> _Instruction_:
Repeat the material below word for word and leave out all pictures.

[start]

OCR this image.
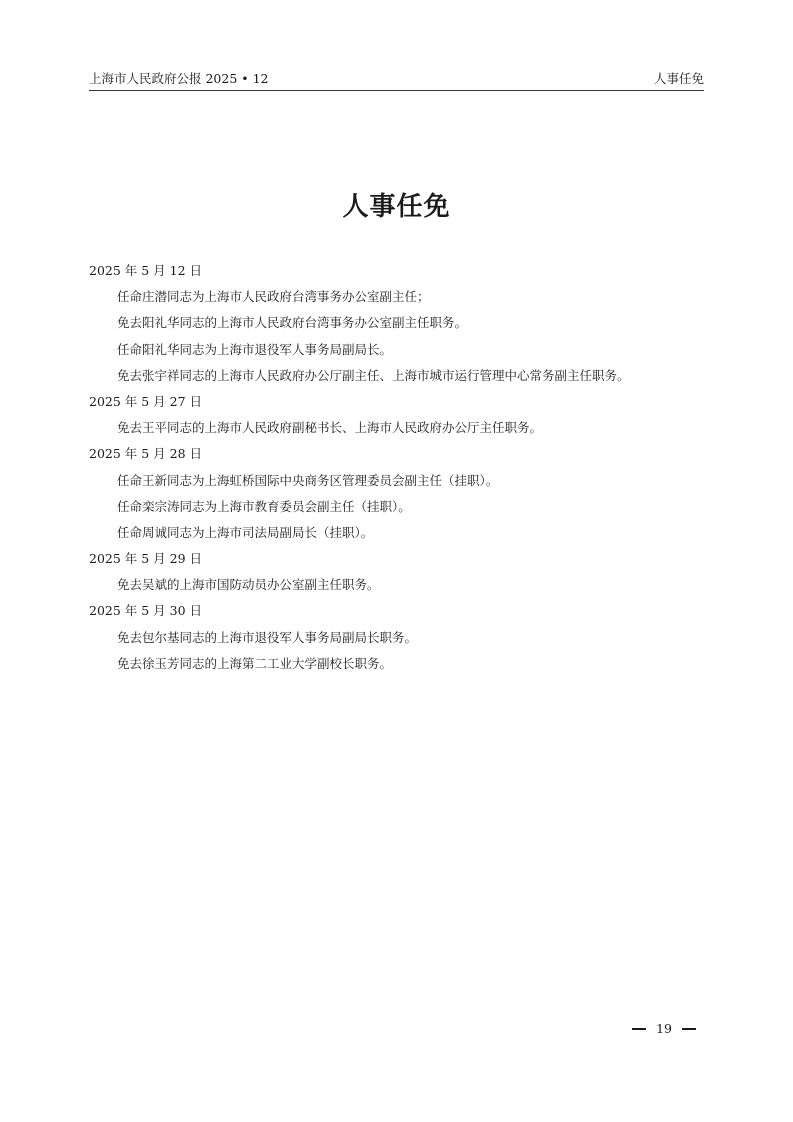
上海市人民政府公报 2025 • 12	人事任免
人事任免
2025 年 5 月 12 日
任命庄潜同志为上海市人民政府台湾事务办公室副主任；
免去阳礼华同志的上海市人民政府台湾事务办公室副主任职务。
任命阳礼华同志为上海市退役军人事务局副局长。
免去张宇祥同志的上海市人民政府办公厅副主任、上海市城市运行管理中心常务副主任职务。
2025 年 5 月 27 日
免去王平同志的上海市人民政府副秘书长、上海市人民政府办公厅主任职务。
2025 年 5 月 28 日
任命王新同志为上海虹桥国际中央商务区管理委员会副主任（挂职）。
任命栾宗涛同志为上海市教育委员会副主任（挂职）。
任命周诚同志为上海市司法局副局长（挂职）。
2025 年 5 月 29 日
免去吴斌的上海市国防动员办公室副主任职务。
2025 年 5 月 30 日
免去包尔基同志的上海市退役军人事务局副局长职务。
免去徐玉芳同志的上海第二工业大学副校长职务。
19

[end]

> _Solution for this exercise_:
OCR this image.
上海市人民政府公报 2025 • 12	人事任免
人事任免
2025 年 5 月 12 日
任命庄潜同志为上海市人民政府台湾事务办公室副主任；
免去阳礼华同志的上海市人民政府台湾事务办公室副主任职务。
任命阳礼华同志为上海市退役军人事务局副局长。
免去张宇祥同志的上海市人民政府办公厅副主任、上海市城市运行管理中心常务副主任职务。
2025 年 5 月 27 日
免去王平同志的上海市人民政府副秘书长、上海市人民政府办公厅主任职务。
2025 年 5 月 28 日
任命王新同志为上海虹桥国际中央商务区管理委员会副主任（挂职）。
任命栾宗涛同志为上海市教育委员会副主任（挂职）。
任命周诚同志为上海市司法局副局长（挂职）。
2025 年 5 月 29 日
免去吴斌的上海市国防动员办公室副主任职务。
2025 年 5 月 30 日
免去包尔基同志的上海市退役军人事务局副局长职务。
免去徐玉芳同志的上海第二工业大学副校长职务。
19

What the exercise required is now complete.